The PSP release included bonus content such as playable characters from the Disgaea series and the ability to retain characters/equipment restarting the game to enjoy the different chapter endings without losing progress. It also featured a new storyline exploring what it means to become an Overlord.

==Plot and characters==

La Pucelle takes place in a kingdom named Paprica. The story centers on a small church, the Church of the Holy Maiden, in the city of Pot a Feu. In addition to the normal role of a church it has a group of trained demon hunters, La Pucelle. Two of La Pucelle's newest members are Prier, a sixteen-year-old girl, and her twelve-year-old brother Culotte.

The Dark Prince, favored servant of the fallen angel Calamity, will reportedly rise to scourge the land. When the prince rises a warrior, the Maiden of Light, will challenge him and restore the balance of light and darkness. Prier hopes to be the Maiden of Light.

The game's story is divided into chapters. Each chapter has a number of endings, depending on information discovered by La Pucelle. Its characters are:
- Prier — apprentice Demon Hunter and the game's Byronic heroine.

*****

* EXERCISE INSTRUCTIONS
• 1. List every named location (kingdom, city, or building) that the passage about La Pucelle mentions.
• 2. From the passage about La Pucelle, reproduce verbatim the portion from "La Pucelle takes" up to and including "twelve-year-old brother Culotte.".
• 3. Carry on the passage about La Pucelle from the point at which it stops.

*****

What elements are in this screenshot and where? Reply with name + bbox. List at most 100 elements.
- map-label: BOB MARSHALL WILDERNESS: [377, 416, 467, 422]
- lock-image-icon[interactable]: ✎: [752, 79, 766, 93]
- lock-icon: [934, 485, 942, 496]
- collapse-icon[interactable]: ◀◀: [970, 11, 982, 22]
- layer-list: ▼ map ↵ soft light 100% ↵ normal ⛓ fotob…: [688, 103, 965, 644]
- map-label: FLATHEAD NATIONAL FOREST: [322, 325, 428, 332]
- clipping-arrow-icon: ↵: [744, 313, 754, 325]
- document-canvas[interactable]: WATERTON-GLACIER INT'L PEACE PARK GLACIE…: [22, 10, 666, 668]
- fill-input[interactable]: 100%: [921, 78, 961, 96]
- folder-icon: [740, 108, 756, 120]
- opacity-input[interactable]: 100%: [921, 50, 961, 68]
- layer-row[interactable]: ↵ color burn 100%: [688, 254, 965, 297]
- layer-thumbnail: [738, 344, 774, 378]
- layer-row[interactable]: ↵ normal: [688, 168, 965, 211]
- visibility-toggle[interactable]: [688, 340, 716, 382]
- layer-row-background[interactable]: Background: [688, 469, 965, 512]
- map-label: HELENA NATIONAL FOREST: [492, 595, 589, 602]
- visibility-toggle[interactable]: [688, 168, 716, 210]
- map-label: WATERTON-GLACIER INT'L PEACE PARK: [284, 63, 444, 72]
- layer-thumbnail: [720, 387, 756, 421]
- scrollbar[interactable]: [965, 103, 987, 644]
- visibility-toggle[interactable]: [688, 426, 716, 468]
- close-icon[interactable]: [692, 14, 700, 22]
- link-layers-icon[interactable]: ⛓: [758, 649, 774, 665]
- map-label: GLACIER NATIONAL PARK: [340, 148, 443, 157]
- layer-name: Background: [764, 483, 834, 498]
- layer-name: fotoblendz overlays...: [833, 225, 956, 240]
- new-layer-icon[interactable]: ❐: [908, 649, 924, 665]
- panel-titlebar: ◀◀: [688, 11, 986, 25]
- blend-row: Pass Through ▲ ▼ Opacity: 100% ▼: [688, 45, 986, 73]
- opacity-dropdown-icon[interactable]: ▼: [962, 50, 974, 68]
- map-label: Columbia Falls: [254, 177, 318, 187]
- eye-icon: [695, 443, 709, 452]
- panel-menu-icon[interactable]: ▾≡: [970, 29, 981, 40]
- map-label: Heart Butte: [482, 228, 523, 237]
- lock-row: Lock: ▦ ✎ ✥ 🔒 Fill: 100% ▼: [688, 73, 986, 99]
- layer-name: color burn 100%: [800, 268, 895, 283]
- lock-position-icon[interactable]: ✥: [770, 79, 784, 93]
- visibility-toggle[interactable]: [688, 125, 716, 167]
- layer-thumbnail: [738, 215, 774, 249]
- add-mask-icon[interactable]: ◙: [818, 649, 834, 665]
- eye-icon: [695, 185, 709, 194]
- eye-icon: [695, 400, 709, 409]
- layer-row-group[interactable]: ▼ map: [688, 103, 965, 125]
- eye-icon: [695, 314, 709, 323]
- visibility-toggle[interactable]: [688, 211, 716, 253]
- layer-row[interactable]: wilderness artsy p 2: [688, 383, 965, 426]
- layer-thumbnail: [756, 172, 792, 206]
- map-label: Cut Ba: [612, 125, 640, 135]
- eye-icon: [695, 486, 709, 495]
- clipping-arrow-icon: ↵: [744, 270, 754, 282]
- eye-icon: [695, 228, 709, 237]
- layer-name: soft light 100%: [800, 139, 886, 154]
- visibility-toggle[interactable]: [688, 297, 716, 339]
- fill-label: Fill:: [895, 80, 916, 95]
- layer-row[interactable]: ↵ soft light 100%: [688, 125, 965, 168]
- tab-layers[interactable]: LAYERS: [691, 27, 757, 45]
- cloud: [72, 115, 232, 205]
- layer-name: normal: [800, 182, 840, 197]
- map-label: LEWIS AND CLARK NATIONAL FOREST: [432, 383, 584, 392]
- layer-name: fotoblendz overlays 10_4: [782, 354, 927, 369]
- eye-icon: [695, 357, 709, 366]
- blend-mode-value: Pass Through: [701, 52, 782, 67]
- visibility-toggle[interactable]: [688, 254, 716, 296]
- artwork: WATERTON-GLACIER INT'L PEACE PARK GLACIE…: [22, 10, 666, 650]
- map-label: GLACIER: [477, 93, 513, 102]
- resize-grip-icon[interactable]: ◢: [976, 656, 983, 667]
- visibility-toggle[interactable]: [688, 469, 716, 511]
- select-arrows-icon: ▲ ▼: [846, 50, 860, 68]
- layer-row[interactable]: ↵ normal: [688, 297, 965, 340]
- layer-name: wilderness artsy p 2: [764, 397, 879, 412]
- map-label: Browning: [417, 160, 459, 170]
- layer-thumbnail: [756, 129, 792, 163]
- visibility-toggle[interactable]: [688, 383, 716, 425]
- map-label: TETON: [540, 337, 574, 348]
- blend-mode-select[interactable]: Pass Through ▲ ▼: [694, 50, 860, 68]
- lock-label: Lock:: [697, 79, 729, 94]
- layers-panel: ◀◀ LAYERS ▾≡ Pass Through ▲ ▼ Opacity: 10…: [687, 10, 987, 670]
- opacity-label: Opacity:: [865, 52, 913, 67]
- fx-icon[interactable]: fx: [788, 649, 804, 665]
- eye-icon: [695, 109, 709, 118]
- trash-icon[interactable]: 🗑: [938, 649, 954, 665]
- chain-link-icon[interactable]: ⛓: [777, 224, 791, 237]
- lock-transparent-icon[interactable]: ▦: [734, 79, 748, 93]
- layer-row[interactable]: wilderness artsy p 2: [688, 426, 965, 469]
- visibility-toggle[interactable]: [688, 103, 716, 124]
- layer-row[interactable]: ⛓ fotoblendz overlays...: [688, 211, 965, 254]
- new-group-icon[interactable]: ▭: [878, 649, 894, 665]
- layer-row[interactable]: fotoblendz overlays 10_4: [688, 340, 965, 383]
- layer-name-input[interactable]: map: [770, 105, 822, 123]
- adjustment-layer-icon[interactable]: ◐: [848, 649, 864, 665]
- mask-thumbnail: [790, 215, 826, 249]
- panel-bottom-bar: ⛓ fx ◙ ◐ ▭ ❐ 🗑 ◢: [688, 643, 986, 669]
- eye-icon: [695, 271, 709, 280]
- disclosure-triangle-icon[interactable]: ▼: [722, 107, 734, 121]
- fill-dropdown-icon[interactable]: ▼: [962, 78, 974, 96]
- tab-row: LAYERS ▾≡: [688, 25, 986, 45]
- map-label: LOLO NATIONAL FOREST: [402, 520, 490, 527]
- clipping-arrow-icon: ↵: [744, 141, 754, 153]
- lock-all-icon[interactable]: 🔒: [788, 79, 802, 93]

*****

* EXERCISE RESPONSES
• 1. Paprica, Pot a Feu, the Church of the Holy Maiden

• 2.
La Pucelle takes place in a kingdom named Paprica. The story centers on a small church, the Church of the Holy Maiden, in the city of Pot a Feu. In addition to the normal role of a church it has a group of trained demon hunters, La Pucelle. Two of La Pucelle's newest members are Prier, a sixteen-year-old girl, and her twelve-year-old brother Culotte.

• 3.
- Culotte — Prier's younger brother, who tries to act more mature than his sister.
- Alouette — Prier and Culotte's teacher.

Left to right: Eclair, Prier and Culotte, with an Eringa, four years before the game.

- Croix - former freelance demon hunter who joins La Pucelle.
- Eclair — princess of Paprica and close friend of Prier and Culotte.
- Homard — leader of the Chocolat gang.
- Yattanya — former Chocolat gang leader.
- Chocolat gang — group of air pirates.
- Monya-Monya — pilot of the Chocolat pirate airship.
- Papillon — fairy with a crush on Homard.
- Father Salade — founder of the Church of the Holy Maiden and La Pucelle.
- Noir — head of the Church Of The Divine Mother, church of about two-thirds of Paprica's population.

Most of the names in the game are French. La Pucelle, "the maid", was a nickname given to Joan of Arc. Some names are religion-related (Prier, to pray and Croix, cross), some others are food-related (Salade, salad; Chocolat, chocolate; Homard, lobster; Eclair, éclair; and Mount Champignon, mushroom) and the rest are unrelated to either (Papillon, butterfly; Noir, black; Allouette, lark; and Culotte, pants).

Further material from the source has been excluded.